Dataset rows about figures

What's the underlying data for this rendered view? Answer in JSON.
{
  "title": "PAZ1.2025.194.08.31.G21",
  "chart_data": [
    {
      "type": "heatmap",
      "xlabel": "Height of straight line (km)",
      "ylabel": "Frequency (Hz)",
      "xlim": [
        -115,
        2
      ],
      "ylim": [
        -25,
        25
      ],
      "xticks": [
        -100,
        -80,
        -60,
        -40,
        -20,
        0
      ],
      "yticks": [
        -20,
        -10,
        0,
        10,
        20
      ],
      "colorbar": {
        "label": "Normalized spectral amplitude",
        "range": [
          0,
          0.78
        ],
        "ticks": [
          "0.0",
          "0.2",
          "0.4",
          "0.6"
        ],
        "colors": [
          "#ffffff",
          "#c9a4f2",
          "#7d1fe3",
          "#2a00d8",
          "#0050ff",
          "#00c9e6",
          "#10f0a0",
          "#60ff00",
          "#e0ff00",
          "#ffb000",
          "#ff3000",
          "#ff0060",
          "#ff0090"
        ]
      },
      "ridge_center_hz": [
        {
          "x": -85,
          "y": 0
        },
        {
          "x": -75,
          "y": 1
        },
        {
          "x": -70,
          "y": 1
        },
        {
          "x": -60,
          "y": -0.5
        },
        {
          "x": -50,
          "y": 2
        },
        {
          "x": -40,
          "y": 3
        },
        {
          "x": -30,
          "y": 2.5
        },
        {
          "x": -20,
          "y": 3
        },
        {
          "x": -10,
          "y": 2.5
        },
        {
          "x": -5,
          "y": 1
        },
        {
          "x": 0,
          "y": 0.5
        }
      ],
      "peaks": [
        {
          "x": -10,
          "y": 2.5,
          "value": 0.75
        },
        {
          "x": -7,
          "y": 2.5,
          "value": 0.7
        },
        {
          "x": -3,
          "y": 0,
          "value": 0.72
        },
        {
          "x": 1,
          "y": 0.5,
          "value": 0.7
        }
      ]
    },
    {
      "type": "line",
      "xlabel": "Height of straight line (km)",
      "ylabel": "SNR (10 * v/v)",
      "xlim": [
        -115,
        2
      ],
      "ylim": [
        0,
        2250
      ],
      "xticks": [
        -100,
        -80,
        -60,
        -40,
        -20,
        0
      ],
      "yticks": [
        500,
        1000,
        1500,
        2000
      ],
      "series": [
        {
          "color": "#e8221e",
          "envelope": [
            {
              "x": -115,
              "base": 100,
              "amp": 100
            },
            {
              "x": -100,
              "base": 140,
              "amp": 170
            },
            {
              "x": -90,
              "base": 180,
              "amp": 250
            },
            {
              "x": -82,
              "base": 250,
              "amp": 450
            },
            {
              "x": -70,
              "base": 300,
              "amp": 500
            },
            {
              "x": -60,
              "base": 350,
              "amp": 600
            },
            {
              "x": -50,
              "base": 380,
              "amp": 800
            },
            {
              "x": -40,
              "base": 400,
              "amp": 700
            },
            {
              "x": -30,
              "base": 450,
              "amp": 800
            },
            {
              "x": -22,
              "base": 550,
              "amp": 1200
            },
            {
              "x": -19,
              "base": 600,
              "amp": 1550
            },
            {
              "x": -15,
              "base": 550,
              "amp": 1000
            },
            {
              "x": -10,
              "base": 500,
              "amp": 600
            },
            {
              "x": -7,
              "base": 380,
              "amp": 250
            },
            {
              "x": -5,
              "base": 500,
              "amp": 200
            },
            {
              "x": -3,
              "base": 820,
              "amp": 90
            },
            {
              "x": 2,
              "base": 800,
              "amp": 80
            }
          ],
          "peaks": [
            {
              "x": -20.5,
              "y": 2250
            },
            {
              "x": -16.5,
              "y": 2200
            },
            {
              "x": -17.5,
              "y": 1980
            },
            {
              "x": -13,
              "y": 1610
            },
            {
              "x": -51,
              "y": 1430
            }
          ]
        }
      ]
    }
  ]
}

| Exercise description |
Quote the material exactly, leaving nothing out.

| The solution |
What's the underlying data for this rendered view? Answer in JSON.
{
  "title": "PAZ1.2025.194.08.31.G21",
  "chart_data": [
    {
      "type": "heatmap",
      "xlabel": "Height of straight line (km)",
      "ylabel": "Frequency (Hz)",
      "xlim": [
        -115,
        2
      ],
      "ylim": [
        -25,
        25
      ],
      "xticks": [
        -100,
        -80,
        -60,
        -40,
        -20,
        0
      ],
      "yticks": [
        -20,
        -10,
        0,
        10,
        20
      ],
      "colorbar": {
        "label": "Normalized spectral amplitude",
        "range": [
          0,
          0.78
        ],
        "ticks": [
          "0.0",
          "0.2",
          "0.4",
          "0.6"
        ],
        "colors": [
          "#ffffff",
          "#c9a4f2",
          "#7d1fe3",
          "#2a00d8",
          "#0050ff",
          "#00c9e6",
          "#10f0a0",
          "#60ff00",
          "#e0ff00",
          "#ffb000",
          "#ff3000",
          "#ff0060",
          "#ff0090"
        ]
      },
      "ridge_center_hz": [
        {
          "x": -85,
          "y": 0
        },
        {
          "x": -75,
          "y": 1
        },
        {
          "x": -70,
          "y": 1
        },
        {
          "x": -60,
          "y": -0.5
        },
        {
          "x": -50,
          "y": 2
        },
        {
          "x": -40,
          "y": 3
        },
        {
          "x": -30,
          "y": 2.5
        },
        {
          "x": -20,
          "y": 3
        },
        {
          "x": -10,
          "y": 2.5
        },
        {
          "x": -5,
          "y": 1
        },
        {
          "x": 0,
          "y": 0.5
        }
      ],
      "peaks": [
        {
          "x": -10,
          "y": 2.5,
          "value": 0.75
        },
        {
          "x": -7,
          "y": 2.5,
          "value": 0.7
        },
        {
          "x": -3,
          "y": 0,
          "value": 0.72
        },
        {
          "x": 1,
          "y": 0.5,
          "value": 0.7
        }
      ]
    },
    {
      "type": "line",
      "xlabel": "Height of straight line (km)",
      "ylabel": "SNR (10 * v/v)",
      "xlim": [
        -115,
        2
      ],
      "ylim": [
        0,
        2250
      ],
      "xticks": [
        -100,
        -80,
        -60,
        -40,
        -20,
        0
      ],
      "yticks": [
        500,
        1000,
        1500,
        2000
      ],
      "series": [
        {
          "color": "#e8221e",
          "envelope": [
            {
              "x": -115,
              "base": 100,
              "amp": 100
            },
            {
              "x": -100,
              "base": 140,
              "amp": 170
            },
            {
              "x": -90,
              "base": 180,
              "amp": 250
            },
            {
              "x": -82,
              "base": 250,
              "amp": 450
            },
            {
              "x": -70,
              "base": 300,
              "amp": 500
            },
            {
              "x": -60,
              "base": 350,
              "amp": 600
            },
            {
              "x": -50,
              "base": 380,
              "amp": 800
            },
            {
              "x": -40,
              "base": 400,
              "amp": 700
            },
            {
              "x": -30,
              "base": 450,
              "amp": 800
            },
            {
              "x": -22,
              "base": 550,
              "amp": 1200
            },
            {
              "x": -19,
              "base": 600,
              "amp": 1550
            },
            {
              "x": -15,
              "base": 550,
              "amp": 1000
            },
            {
              "x": -10,
              "base": 500,
              "amp": 600
            },
            {
              "x": -7,
              "base": 380,
              "amp": 250
            },
            {
              "x": -5,
              "base": 500,
              "amp": 200
            },
            {
              "x": -3,
              "base": 820,
              "amp": 90
            },
            {
              "x": 2,
              "base": 800,
              "amp": 80
            }
          ],
          "peaks": [
            {
              "x": -20.5,
              "y": 2250
            },
            {
              "x": -16.5,
              "y": 2200
            },
            {
              "x": -17.5,
              "y": 1980
            },
            {
              "x": -13,
              "y": 1610
            },
            {
              "x": -51,
              "y": 1430
            }
          ]
        }
      ]
    }
  ]
}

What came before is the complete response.